> _PROBLEM REQUIREMENTS_
Pictures do not belong in your copy. Repeat all the other data exactly.

> _MATERIALS PROVIDED_
◇ ◇ ◇ ◇

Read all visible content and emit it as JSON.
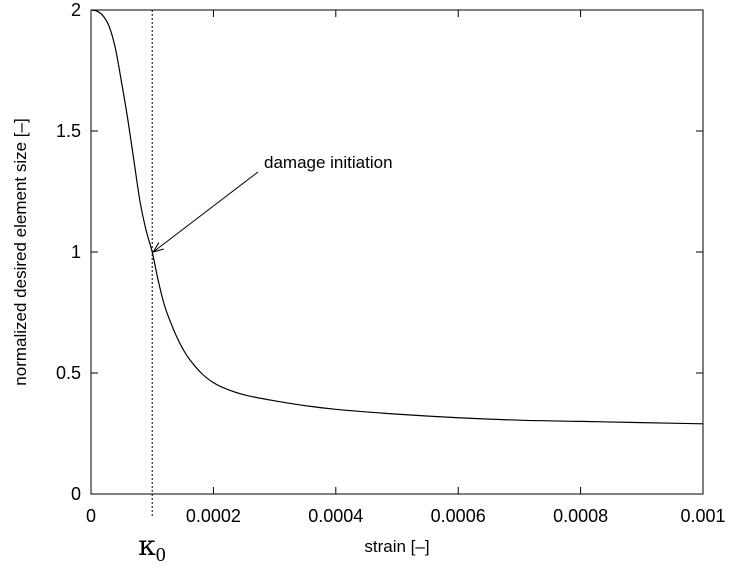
{
  "chart_data": {
    "type": "line",
    "title": "",
    "xlabel": "strain [–]",
    "ylabel": "normalized desired element size [–]",
    "xlim": [
      0,
      0.001
    ],
    "ylim": [
      0,
      2
    ],
    "grid": false,
    "x_ticks": [
      0,
      0.0002,
      0.0004,
      0.0006,
      0.0008,
      0.001
    ],
    "x_tick_labels": [
      "0",
      "0.0002",
      "0.0004",
      "0.0006",
      "0.0008",
      "0.001"
    ],
    "y_ticks": [
      0,
      0.5,
      1,
      1.5,
      2
    ],
    "y_tick_labels": [
      "0",
      "0.5",
      "1",
      "1.5",
      "2"
    ],
    "series": [
      {
        "x": [
          0,
          1e-05,
          2e-05,
          3e-05,
          4e-05,
          5e-05,
          6e-05,
          7e-05,
          8e-05,
          9e-05,
          0.0001,
          0.00011,
          0.00012,
          0.00013,
          0.00014,
          0.00015,
          0.00016,
          0.00018,
          0.0002,
          0.00022,
          0.00025,
          0.0003,
          0.00035,
          0.0004,
          0.0005,
          0.0006,
          0.0007,
          0.0008,
          0.0009,
          0.001
        ],
        "y": [
          2.0,
          1.995,
          1.975,
          1.93,
          1.84,
          1.7,
          1.55,
          1.38,
          1.21,
          1.09,
          1.0,
          0.88,
          0.78,
          0.71,
          0.65,
          0.6,
          0.56,
          0.5,
          0.46,
          0.435,
          0.41,
          0.385,
          0.365,
          0.35,
          0.33,
          0.315,
          0.305,
          0.3,
          0.295,
          0.29
        ]
      }
    ],
    "vline": {
      "x": 0.0001,
      "label": "κ",
      "label_sub": "0"
    },
    "annotation": {
      "text": "damage initiation",
      "x": 0.0001,
      "y": 1.0
    }
  }
}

◇ ◇ ◇ ◇

> _EXERCISE OUTPUT_
Read all visible content and emit it as JSON.
{
  "chart_data": {
    "type": "line",
    "title": "",
    "xlabel": "strain [–]",
    "ylabel": "normalized desired element size [–]",
    "xlim": [
      0,
      0.001
    ],
    "ylim": [
      0,
      2
    ],
    "grid": false,
    "x_ticks": [
      0,
      0.0002,
      0.0004,
      0.0006,
      0.0008,
      0.001
    ],
    "x_tick_labels": [
      "0",
      "0.0002",
      "0.0004",
      "0.0006",
      "0.0008",
      "0.001"
    ],
    "y_ticks": [
      0,
      0.5,
      1,
      1.5,
      2
    ],
    "y_tick_labels": [
      "0",
      "0.5",
      "1",
      "1.5",
      "2"
    ],
    "series": [
      {
        "x": [
          0,
          1e-05,
          2e-05,
          3e-05,
          4e-05,
          5e-05,
          6e-05,
          7e-05,
          8e-05,
          9e-05,
          0.0001,
          0.00011,
          0.00012,
          0.00013,
          0.00014,
          0.00015,
          0.00016,
          0.00018,
          0.0002,
          0.00022,
          0.00025,
          0.0003,
          0.00035,
          0.0004,
          0.0005,
          0.0006,
          0.0007,
          0.0008,
          0.0009,
          0.001
        ],
        "y": [
          2.0,
          1.995,
          1.975,
          1.93,
          1.84,
          1.7,
          1.55,
          1.38,
          1.21,
          1.09,
          1.0,
          0.88,
          0.78,
          0.71,
          0.65,
          0.6,
          0.56,
          0.5,
          0.46,
          0.435,
          0.41,
          0.385,
          0.365,
          0.35,
          0.33,
          0.315,
          0.305,
          0.3,
          0.295,
          0.29
        ]
      }
    ],
    "vline": {
      "x": 0.0001,
      "label": "κ",
      "label_sub": "0"
    },
    "annotation": {
      "text": "damage initiation",
      "x": 0.0001,
      "y": 1.0
    }
  }
}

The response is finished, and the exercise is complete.